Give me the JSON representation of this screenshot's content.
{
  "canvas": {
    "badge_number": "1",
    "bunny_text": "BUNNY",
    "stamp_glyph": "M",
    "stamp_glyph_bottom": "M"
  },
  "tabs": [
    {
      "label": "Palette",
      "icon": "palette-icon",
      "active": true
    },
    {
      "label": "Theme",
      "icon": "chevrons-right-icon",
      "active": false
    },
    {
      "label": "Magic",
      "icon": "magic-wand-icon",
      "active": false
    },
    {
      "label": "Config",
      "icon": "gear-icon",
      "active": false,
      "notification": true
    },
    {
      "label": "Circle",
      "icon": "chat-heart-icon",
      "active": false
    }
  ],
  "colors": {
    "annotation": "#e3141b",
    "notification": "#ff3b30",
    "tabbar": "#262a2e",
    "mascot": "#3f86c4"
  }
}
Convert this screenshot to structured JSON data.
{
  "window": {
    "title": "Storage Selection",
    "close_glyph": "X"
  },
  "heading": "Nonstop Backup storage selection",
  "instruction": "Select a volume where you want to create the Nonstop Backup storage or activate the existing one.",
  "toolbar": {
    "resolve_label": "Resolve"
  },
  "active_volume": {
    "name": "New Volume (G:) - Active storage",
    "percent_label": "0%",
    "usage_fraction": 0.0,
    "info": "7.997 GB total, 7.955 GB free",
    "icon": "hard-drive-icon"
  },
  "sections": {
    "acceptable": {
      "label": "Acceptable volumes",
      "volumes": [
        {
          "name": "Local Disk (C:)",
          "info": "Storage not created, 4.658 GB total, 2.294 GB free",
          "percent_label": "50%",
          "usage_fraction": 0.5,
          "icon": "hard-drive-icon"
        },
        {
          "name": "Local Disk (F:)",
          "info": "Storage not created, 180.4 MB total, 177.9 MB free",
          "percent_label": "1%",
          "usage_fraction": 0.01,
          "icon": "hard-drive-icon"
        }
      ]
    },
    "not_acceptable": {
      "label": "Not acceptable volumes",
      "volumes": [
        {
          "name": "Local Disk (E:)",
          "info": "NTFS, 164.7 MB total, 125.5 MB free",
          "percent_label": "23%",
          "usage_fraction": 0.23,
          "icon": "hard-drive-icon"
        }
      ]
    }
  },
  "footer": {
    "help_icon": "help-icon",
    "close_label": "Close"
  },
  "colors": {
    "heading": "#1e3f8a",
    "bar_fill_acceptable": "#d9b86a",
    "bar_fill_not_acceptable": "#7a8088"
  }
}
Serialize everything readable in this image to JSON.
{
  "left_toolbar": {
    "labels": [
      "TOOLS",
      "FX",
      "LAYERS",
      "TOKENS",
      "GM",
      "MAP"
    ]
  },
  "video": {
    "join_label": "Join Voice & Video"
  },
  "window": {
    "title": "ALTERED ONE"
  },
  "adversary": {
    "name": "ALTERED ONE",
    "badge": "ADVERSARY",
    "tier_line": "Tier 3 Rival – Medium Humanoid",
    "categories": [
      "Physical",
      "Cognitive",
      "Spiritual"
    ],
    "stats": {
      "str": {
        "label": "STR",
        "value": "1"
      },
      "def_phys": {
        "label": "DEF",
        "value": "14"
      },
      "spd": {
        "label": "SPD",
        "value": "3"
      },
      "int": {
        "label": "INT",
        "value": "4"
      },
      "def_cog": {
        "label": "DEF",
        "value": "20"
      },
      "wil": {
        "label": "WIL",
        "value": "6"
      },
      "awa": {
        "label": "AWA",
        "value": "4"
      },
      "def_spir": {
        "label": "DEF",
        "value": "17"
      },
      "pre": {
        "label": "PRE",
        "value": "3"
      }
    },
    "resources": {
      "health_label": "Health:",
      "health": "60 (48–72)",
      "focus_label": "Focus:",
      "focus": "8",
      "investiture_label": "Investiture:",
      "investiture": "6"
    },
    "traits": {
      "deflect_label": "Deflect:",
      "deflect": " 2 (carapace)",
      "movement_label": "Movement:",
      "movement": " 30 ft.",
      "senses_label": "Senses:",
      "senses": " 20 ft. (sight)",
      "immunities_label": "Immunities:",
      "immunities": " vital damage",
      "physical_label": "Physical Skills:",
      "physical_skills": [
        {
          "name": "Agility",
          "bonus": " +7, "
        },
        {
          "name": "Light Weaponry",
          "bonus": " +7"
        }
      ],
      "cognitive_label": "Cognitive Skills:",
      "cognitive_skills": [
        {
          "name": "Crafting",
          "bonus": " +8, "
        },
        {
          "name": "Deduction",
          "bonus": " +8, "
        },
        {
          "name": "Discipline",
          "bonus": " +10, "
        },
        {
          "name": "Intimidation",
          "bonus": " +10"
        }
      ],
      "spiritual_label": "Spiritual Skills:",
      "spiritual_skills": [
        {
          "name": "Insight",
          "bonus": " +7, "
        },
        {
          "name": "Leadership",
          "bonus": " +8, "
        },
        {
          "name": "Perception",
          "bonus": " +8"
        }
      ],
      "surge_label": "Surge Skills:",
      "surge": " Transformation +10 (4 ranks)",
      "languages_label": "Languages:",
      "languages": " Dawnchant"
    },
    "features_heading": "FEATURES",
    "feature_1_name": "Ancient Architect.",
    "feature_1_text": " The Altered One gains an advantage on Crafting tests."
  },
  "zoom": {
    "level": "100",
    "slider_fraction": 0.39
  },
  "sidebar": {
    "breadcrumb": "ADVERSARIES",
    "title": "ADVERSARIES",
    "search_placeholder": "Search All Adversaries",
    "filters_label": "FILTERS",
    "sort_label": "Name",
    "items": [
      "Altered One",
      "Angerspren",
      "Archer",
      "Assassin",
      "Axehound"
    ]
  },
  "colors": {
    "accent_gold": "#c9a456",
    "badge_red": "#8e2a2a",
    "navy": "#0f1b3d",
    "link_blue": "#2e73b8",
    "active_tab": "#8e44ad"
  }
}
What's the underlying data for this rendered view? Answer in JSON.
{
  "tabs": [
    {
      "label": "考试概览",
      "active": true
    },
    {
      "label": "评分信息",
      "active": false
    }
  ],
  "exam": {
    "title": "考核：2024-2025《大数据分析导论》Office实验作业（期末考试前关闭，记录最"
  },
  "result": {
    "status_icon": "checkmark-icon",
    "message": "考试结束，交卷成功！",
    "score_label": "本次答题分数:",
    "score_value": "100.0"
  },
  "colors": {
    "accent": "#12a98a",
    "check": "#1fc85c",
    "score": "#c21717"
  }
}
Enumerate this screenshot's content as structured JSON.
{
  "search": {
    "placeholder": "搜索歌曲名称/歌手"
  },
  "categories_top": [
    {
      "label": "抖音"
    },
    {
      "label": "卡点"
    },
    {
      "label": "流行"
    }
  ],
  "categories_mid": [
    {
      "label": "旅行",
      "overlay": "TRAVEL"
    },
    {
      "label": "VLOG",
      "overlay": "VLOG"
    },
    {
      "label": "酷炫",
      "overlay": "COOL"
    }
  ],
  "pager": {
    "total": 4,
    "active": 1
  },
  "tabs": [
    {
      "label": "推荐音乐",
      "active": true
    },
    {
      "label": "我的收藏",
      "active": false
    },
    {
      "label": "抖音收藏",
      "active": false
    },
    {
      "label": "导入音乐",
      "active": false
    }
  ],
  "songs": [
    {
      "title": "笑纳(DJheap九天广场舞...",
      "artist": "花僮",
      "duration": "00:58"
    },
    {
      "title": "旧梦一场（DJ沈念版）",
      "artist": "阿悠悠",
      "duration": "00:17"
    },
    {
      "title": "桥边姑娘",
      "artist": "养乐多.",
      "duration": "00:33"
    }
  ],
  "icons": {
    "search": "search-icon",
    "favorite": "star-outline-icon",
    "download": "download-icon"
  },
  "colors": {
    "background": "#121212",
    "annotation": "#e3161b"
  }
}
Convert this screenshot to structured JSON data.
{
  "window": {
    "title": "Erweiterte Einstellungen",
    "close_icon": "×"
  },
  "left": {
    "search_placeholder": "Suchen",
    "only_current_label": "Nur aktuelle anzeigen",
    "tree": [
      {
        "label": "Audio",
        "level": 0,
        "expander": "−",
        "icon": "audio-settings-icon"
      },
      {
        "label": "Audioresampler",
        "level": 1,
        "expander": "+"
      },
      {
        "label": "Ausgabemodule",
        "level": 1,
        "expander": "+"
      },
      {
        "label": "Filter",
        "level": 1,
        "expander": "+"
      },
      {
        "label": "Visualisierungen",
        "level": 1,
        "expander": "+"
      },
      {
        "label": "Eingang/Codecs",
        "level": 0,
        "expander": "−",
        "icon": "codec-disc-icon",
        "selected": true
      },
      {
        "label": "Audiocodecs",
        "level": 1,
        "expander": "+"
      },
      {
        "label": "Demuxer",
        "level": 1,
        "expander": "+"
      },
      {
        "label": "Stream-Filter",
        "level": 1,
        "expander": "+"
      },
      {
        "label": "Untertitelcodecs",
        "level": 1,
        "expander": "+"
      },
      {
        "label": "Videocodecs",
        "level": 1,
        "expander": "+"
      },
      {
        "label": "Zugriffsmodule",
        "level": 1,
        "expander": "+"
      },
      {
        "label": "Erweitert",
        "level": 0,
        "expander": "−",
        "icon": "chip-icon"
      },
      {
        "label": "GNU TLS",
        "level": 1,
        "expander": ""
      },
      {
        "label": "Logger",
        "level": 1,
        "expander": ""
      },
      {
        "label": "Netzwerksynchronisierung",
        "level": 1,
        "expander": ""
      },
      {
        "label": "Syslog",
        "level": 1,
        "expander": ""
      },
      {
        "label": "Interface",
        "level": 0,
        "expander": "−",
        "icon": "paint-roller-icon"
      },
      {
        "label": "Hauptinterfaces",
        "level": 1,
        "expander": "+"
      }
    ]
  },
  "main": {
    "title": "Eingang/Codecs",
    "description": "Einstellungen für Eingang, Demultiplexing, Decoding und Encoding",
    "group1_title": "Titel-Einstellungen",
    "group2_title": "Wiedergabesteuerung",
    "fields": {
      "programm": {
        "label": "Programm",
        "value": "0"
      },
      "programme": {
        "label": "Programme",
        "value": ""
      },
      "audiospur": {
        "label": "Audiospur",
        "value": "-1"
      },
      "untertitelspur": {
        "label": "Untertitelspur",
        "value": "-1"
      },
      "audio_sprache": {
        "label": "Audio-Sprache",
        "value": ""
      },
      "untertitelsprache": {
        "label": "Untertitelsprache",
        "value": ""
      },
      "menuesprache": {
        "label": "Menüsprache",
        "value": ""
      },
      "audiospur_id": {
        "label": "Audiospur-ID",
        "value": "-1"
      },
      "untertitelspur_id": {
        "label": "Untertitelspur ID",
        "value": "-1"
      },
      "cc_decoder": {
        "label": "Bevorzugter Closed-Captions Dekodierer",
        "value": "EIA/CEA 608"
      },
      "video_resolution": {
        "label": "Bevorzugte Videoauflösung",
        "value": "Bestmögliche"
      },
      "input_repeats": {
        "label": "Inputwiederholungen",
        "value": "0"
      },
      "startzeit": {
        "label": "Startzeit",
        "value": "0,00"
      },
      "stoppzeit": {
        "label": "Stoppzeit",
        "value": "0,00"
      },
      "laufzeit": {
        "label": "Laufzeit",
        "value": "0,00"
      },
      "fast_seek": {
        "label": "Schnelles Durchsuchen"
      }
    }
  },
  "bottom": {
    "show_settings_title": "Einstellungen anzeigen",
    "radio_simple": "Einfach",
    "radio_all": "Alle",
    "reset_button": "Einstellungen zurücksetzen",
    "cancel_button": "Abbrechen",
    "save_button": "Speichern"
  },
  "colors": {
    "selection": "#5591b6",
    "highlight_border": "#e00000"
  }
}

# # # # # # #

### SET PROBLEM
Look through the data and gather every line with the string "notification" in it.

### RESPONSE TO THIS EXERCISE
      "notification": true
    "notification": "#ff3b30",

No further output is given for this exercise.